[THE REQUEST]
Provide only the number of lines in the listing that contain the string "alla".

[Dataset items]
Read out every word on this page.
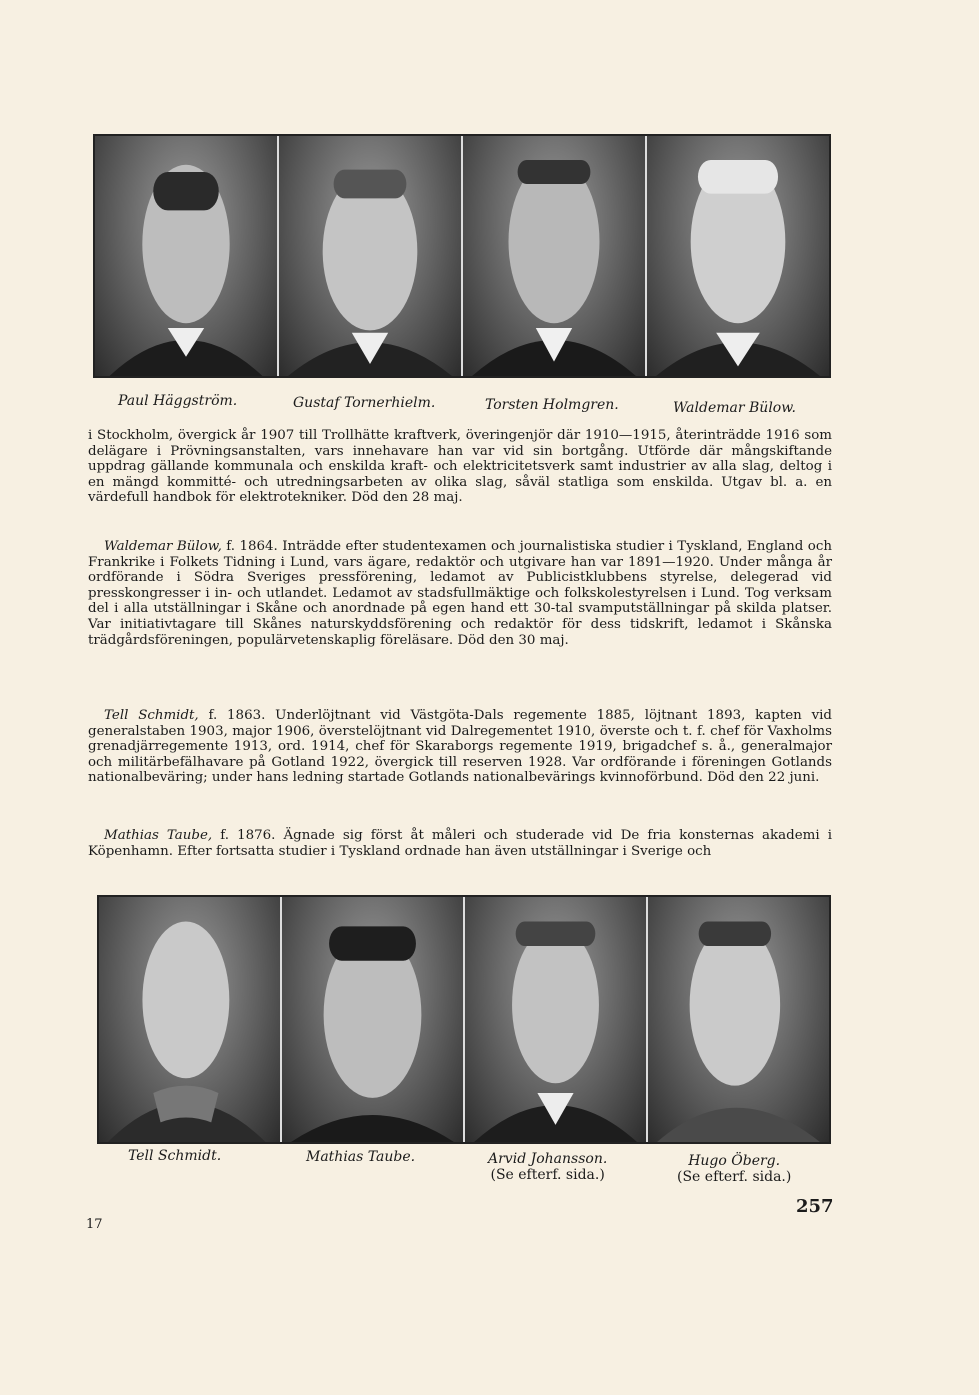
Paul Häggström.	Gustaf Tornerhielm.	Torsten Holmgren.	Waldemar Bülow.
i Stockholm, övergick år 1907 till Trollhätte kraftverk, överingenjör där 1910—1915, återinträdde 1916 som delägare i Prövningsanstalten, vars innehavare han var vid sin bortgång. Utförde där mångskiftande uppdrag gällande kommunala och enskilda kraft- och elektricitetsverk samt industrier av alla slag, deltog i en mängd kommitté- och utredningsarbeten av olika slag, såväl statliga som enskilda. Utgav bl. a. en värdefull handbok för elektrotekniker. Död den 28 maj.
Waldemar Bülow, f. 1864. Inträdde efter studentexamen och journalistiska studier i Tyskland, England och Frankrike i Folkets Tidning i Lund, vars ägare, redaktör och utgivare han var 1891—1920. Under många år ordförande i Södra Sveriges pressförening, ledamot av Publicistklubbens styrelse, delegerad vid presskongresser i in- och utlandet. Ledamot av stadsfullmäktige och folkskolestyrelsen i Lund. Tog verksam del i alla utställningar i Skåne och anordnade på egen hand ett 30-tal svamputställningar på skilda platser. Var initiativtagare till Skånes naturskyddsförening och redaktör för dess tidskrift, ledamot i Skånska trädgårdsföreningen, populärvetenskaplig föreläsare. Död den 30 maj.
Tell Schmidt, f. 1863. Underlöjtnant vid Västgöta-Dals regemente 1885, löjtnant 1893, kapten vid generalstaben 1903, major 1906, överstelöjtnant vid Dalregementet 1910, överste och t. f. chef för Vaxholms grenadjärregemente 1913, ord. 1914, chef för Skaraborgs regemente 1919, brigadchef s. å., generalmajor och militärbefälhavare på Gotland 1922, övergick till reserven 1928. Var ordförande i föreningen Gotlands nationalbeväring; under hans ledning startade Gotlands nationalbevärings kvinnoförbund. Död den 22 juni.
Mathias Taube, f. 1876. Ägnade sig först åt måleri och studerade vid De fria konsternas akademi i Köpenhamn. Efter fortsatta studier i Tyskland ordnade han även utställningar i Sverige och
Tell Schmidt.	Mathias Taube.	Arvid Johansson.
(Se efterf. sida.)
Hugo Öberg.
(Se efterf. sida.)
257
17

[TASK RESPONSE]
2